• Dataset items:
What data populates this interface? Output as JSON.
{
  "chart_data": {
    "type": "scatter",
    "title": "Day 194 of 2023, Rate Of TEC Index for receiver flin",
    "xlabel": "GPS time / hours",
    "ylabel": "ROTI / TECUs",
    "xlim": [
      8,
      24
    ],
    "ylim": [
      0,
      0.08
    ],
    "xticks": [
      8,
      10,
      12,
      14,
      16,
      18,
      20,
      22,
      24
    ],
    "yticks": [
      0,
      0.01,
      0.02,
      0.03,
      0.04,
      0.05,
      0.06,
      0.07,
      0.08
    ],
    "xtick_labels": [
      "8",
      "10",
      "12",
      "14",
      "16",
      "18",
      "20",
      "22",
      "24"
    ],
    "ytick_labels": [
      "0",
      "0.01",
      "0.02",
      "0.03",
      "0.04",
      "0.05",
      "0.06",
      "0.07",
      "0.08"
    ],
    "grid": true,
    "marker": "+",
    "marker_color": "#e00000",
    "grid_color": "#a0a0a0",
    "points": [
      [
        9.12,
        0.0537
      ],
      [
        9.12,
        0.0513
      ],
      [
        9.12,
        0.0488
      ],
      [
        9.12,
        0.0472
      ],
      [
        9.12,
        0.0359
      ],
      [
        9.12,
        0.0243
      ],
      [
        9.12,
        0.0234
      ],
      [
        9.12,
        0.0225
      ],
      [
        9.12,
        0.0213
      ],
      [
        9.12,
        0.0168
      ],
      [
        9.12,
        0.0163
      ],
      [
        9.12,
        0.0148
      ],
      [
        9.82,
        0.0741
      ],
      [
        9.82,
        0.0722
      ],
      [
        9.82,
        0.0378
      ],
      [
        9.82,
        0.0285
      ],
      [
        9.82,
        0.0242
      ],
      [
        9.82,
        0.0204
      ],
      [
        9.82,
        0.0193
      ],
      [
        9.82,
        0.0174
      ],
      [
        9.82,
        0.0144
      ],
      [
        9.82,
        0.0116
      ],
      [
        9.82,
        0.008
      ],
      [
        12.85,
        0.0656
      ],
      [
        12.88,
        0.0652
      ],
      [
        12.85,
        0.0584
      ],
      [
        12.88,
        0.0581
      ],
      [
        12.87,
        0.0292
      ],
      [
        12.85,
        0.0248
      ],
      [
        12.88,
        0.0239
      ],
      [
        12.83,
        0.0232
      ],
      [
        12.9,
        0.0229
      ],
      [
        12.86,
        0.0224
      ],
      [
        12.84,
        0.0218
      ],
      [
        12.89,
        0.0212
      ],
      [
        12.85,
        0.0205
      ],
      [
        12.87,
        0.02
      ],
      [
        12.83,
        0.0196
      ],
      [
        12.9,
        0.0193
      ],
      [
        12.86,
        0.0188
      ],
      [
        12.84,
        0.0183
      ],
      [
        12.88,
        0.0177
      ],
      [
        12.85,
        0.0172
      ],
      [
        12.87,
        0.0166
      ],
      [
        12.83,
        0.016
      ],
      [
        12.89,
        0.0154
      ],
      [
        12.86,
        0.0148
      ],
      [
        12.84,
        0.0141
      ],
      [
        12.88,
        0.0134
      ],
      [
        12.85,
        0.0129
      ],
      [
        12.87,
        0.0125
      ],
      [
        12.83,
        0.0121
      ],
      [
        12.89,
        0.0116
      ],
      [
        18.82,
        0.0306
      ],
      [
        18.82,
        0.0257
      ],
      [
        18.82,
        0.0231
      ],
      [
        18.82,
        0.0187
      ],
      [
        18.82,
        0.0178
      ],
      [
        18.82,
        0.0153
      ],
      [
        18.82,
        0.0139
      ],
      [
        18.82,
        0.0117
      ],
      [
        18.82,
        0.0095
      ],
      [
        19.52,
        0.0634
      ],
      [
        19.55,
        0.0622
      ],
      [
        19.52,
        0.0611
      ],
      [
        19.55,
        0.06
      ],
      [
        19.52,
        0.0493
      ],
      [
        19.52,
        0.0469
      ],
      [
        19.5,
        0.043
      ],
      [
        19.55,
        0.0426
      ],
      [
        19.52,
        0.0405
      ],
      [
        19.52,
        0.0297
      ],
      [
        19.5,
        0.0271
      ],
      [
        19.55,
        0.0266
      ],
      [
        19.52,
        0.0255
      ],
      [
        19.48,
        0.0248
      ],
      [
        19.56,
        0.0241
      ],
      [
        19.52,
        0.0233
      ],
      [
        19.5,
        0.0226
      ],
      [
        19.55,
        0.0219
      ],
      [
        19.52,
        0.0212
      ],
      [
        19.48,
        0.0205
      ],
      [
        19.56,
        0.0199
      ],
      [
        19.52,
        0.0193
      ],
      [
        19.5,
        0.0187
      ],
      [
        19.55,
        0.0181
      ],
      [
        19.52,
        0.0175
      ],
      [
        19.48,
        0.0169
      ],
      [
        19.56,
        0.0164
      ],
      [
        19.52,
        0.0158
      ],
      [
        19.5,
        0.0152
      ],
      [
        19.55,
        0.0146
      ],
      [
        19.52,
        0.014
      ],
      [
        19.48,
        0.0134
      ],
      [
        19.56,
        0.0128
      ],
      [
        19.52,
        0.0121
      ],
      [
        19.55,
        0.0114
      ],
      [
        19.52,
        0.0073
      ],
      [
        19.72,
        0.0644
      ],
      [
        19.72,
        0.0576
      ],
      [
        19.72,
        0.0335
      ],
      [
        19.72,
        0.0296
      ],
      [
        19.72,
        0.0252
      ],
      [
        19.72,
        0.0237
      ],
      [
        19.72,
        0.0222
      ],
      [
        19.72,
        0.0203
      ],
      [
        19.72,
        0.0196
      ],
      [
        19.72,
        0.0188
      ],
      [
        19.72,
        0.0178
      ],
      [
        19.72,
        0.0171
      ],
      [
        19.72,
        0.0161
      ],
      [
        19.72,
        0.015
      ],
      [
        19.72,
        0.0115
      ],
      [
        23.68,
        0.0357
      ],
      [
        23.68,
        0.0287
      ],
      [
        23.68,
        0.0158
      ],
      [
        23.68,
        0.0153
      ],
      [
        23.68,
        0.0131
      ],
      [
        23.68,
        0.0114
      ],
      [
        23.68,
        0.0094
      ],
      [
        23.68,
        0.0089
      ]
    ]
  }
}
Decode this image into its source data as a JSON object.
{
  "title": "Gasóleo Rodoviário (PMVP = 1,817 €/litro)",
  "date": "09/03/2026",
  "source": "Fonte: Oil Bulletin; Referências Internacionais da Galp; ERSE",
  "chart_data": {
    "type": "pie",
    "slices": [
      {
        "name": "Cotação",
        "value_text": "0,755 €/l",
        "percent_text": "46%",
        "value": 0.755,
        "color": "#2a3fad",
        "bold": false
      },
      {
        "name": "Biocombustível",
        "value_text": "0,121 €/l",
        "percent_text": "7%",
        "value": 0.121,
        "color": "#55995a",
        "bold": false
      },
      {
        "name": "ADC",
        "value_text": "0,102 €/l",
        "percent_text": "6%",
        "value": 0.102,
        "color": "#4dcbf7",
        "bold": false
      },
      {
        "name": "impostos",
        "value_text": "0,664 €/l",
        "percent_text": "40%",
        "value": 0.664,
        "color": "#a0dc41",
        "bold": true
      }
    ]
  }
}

• PROMPT:
Copy out every line in the listing where the word "this" appears.

• THE REPLY:
What data populates this interface? Output as JSON.
Decode this image into its source data as a JSON object.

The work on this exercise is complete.